===== Task material =====

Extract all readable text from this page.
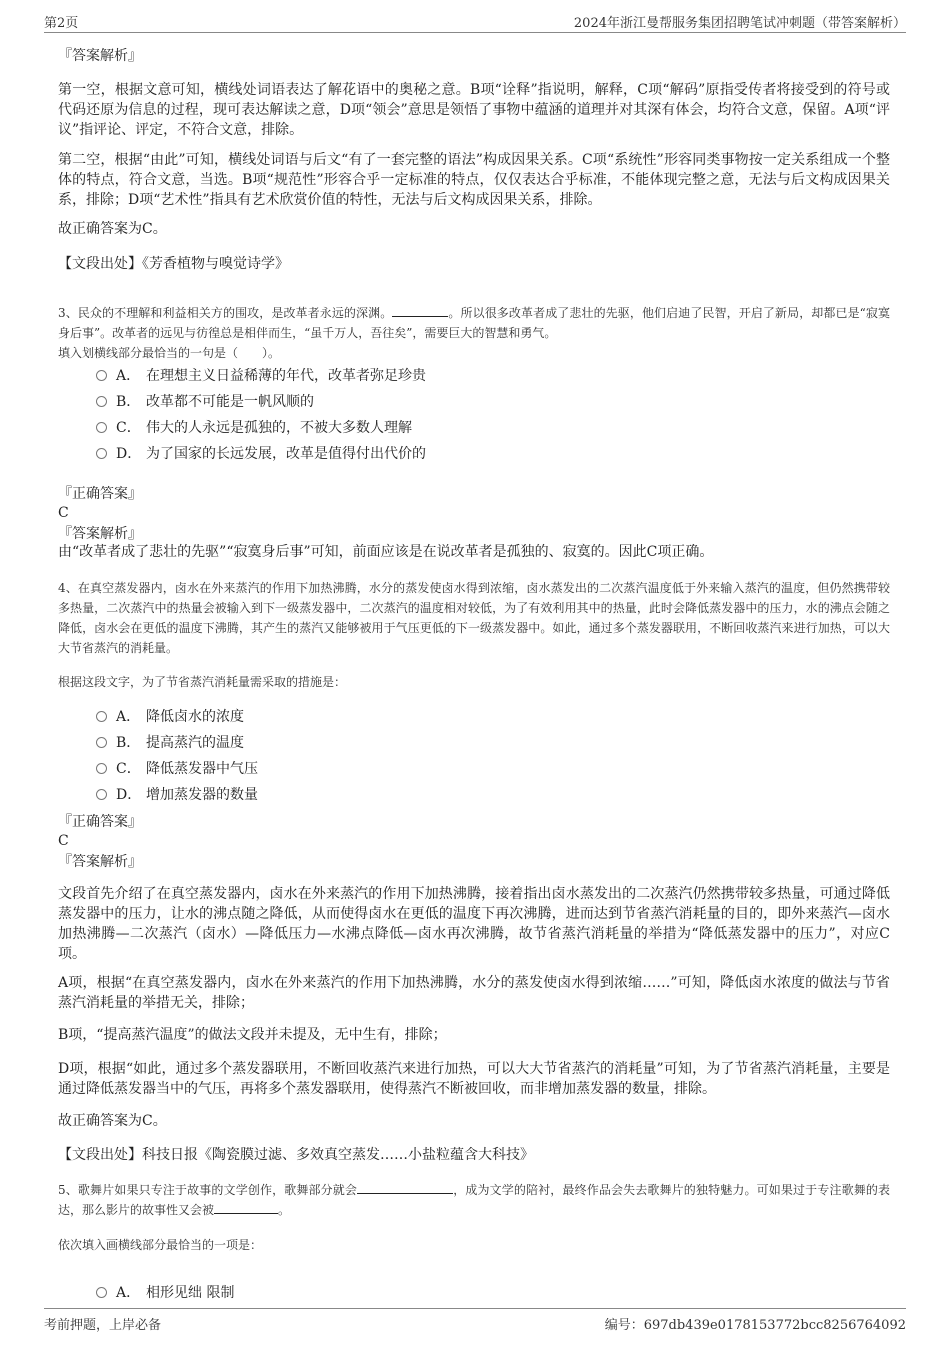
第2页	2024年浙江曼帮服务集团招聘笔试冲刺题（带答案解析）
『答案解析』

第一空，根据文意可知，横线处词语表达了解花语中的奥秘之意。B项“诠释”指说明，解释，C项“解码”原指受传者将接受到的符号或代码还原为信息的过程，现可表达解读之意，D项“领会”意思是领悟了事物中蕴涵的道理并对其深有体会，均符合文意，保留。A项“评议”指评论、评定，不符合文意，排除。

第二空，根据“由此”可知，横线处词语与后文“有了一套完整的语法”构成因果关系。C项“系统性”形容同类事物按一定关系组成一个整体的特点，符合文意，当选。B项“规范性”形容合乎一定标准的特点，仅仅表达合乎标准，不能体现完整之意，无法与后文构成因果关系，排除；D项“艺术性”指具有艺术欣赏价值的特性，无法与后文构成因果关系，排除。

故正确答案为C。

【文段出处】《芳香植物与嗅觉诗学》

3、民众的不理解和利益相关方的围攻，是改革者永远的深渊。	。所以很多改革者成了悲壮的先驱，他们启迪了民智，开启了新局，却都已是“寂寞身后事”。改革者的远见与彷徨总是相伴而生，“虽千万人，吾往矣”，需要巨大的智慧和勇气。

填入划横线部分最恰当的一句是（　　）。

A． 在理想主义日益稀薄的年代，改革者弥足珍贵
B． 改革都不可能是一帆风顺的
C． 伟大的人永远是孤独的，不被大多数人理解
D． 为了国家的长远发展，改革是值得付出代价的
『正确答案』
C
『答案解析』
由“改革者成了悲壮的先驱”“寂寞身后事”可知，前面应该是在说改革者是孤独的、寂寞的。因此C项正确。

4、在真空蒸发器内，卤水在外来蒸汽的作用下加热沸腾，水分的蒸发使卤水得到浓缩，卤水蒸发出的二次蒸汽温度低于外来输入蒸汽的温度，但仍然携带较多热量，二次蒸汽中的热量会被输入到下一级蒸发器中，二次蒸汽的温度相对较低，为了有效利用其中的热量，此时会降低蒸发器中的压力，水的沸点会随之降低，卤水会在更低的温度下沸腾，其产生的蒸汽又能够被用于气压更低的下一级蒸发器中。如此，通过多个蒸发器联用，不断回收蒸汽来进行加热，可以大大节省蒸汽的消耗量。

根据这段文字，为了节省蒸汽消耗量需采取的措施是：

A． 降低卤水的浓度
B． 提高蒸汽的温度
C． 降低蒸发器中气压
D． 增加蒸发器的数量
『正确答案』
C
『答案解析』

文段首先介绍了在真空蒸发器内，卤水在外来蒸汽的作用下加热沸腾，接着指出卤水蒸发出的二次蒸汽仍然携带较多热量，可通过降低蒸发器中的压力，让水的沸点随之降低，从而使得卤水在更低的温度下再次沸腾，进而达到节省蒸汽消耗量的目的，即外来蒸汽—卤水加热沸腾—二次蒸汽（卤水）—降低压力—水沸点降低—卤水再次沸腾，故节省蒸汽消耗量的举措为“降低蒸发器中的压力”，对应C项。

A项，根据“在真空蒸发器内，卤水在外来蒸汽的作用下加热沸腾，水分的蒸发使卤水得到浓缩……”可知，降低卤水浓度的做法与节省蒸汽消耗量的举措无关，排除；

B项，“提高蒸汽温度”的做法文段并未提及，无中生有，排除；

D项，根据“如此，通过多个蒸发器联用，不断回收蒸汽来进行加热，可以大大节省蒸汽的消耗量”可知，为了节省蒸汽消耗量，主要是通过降低蒸发器当中的气压，再将多个蒸发器联用，使得蒸汽不断被回收，而非增加蒸发器的数量，排除。

故正确答案为C。

【文段出处】科技日报《陶瓷膜过滤、多效真空蒸发……小盐粒蕴含大科技》

5、歌舞片如果只专注于故事的文学创作，歌舞部分就会	，成为文学的陪衬，最终作品会失去歌舞片的独特魅力。可如果过于专注歌舞的表达，那么影片的故事性又会被	。

依次填入画横线部分最恰当的一项是：

A． 相形见绌 限制
考前押题，上岸必备	编号：697db439e0178153772bcc8256764092
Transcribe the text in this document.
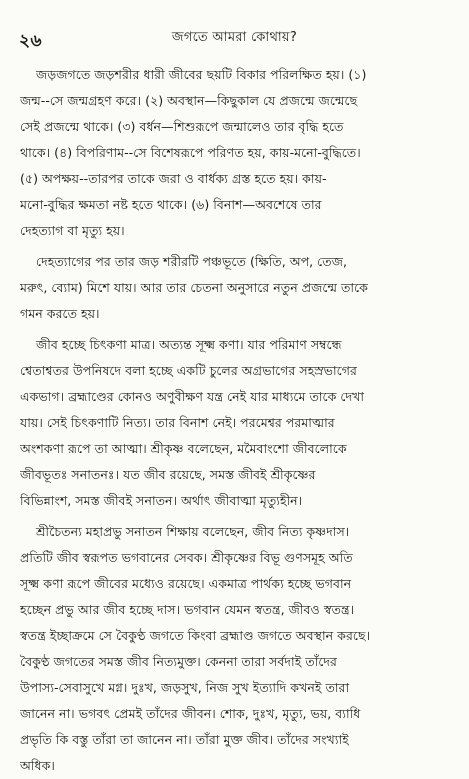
২৬	জগতে আমরা কোথায়?
জড়জগতে জড়শরীর ধারী জীবের ছয়টি বিকার পরিলক্ষিত হয়। (১)
জন্ম--সে জন্মগ্রহণ করে। (২) অবস্থান—কিছুকাল যে প্রজন্মে জন্মেছে
সেই প্রজন্মে থাকে। (৩) বর্ধন—শিশুরূপে জন্মালেও তার বৃদ্ধি হতে
থাকে। (৪) বিপরিণাম--সে বিশেষরূপে পরিণত হয়, কায়-মনো-বুদ্ধিতে।
(৫) অপক্ষয়--তারপর তাকে জরা ও বার্ধক্য গ্রস্ত হতে হয়। কায়-
মনো-বুদ্ধির ক্ষমতা নষ্ট হতে থাকে। (৬) বিনাশ—অবশেষে তার
দেহত্যাগ বা মৃত্যু হয়।
দেহত্যাগের পর তার জড় শরীরটি পঞ্চভূতে (ক্ষিতি, অপ, তেজ,
মরুৎ, ব্যোম) মিশে যায়। আর তার চেতনা অনুসারে নতুন প্রজন্মে তাকে
গমন করতে হয়।
জীব হচ্ছে চিৎকণা মাত্র। অত্যন্ত সূক্ষ্ম কণা। যার পরিমাণ সম্বন্ধে
শ্বেতাশ্বতর উপনিষদে বলা হচ্ছে একটি চুলের অগ্রভাগের সহস্রভাগের
একভাগ। ব্রহ্মাণ্ডের কোনও অণুবীক্ষণ যন্ত্র নেই যার মাধ্যমে তাকে দেখা
যায়। সেই চিৎকণাটি নিত্য। তার বিনাশ নেই। পরমেশ্বর পরমাত্মার
অংশকণা রূপে তা আত্মা। শ্রীকৃষ্ণ বলেছেন, মমৈবাংশো জীবলোকে
জীবভূতঃ সনাতনঃ। যত জীব রয়েছে, সমস্ত জীবই শ্রীকৃষ্ণের
বিভিন্নাংশ, সমস্ত জীবই সনাতন। অর্থাৎ জীবাত্মা মৃত্যুহীন।
শ্রীচৈতন্য মহাপ্রভু সনাতন শিক্ষায় বলেছেন, জীব নিত্য কৃষ্ণদাস।
প্রতিটি জীব স্বরূপত ভগবানের সেবক। শ্রীকৃষ্ণের বিভূ গুণসমূহ অতি
সূক্ষ্ম কণা রূপে জীবের মধ্যেও রয়েছে। একমাত্র পার্থক্য হচ্ছে ভগবান
হচ্ছেন প্রভু আর জীব হচ্ছে দাস। ভগবান যেমন স্বতন্ত্র, জীবও স্বতন্ত্র।
স্বতন্ত্র ইচ্ছাক্রমে সে বৈকুণ্ঠ জগতে কিংবা ব্রহ্মাণ্ড জগতে অবস্থান করছে।
বৈকুণ্ঠ জগতের সমস্ত জীব নিত্যমুক্ত। কেননা তারা সর্বদাই তাঁদের
উপাস্য-সেবাসুখে মগ্ন। দুঃখ, জড়সুখ, নিজ সুখ ইত্যাদি কখনই তারা
জানেন না। ভগবৎ প্রেমই তাঁদের জীবন। শোক, দুঃখ, মৃত্যু, ভয়, ব্যাধি
প্রভৃতি কি বস্তু তাঁরা তা জানেন না। তাঁরা মুক্ত জীব। তাঁদের সংখ্যাই
অধিক।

=====

Copy, from the material, each line that holds the string "text".

**Response to the task**
Extract all readable text from this page.
Transcribe the text in this document.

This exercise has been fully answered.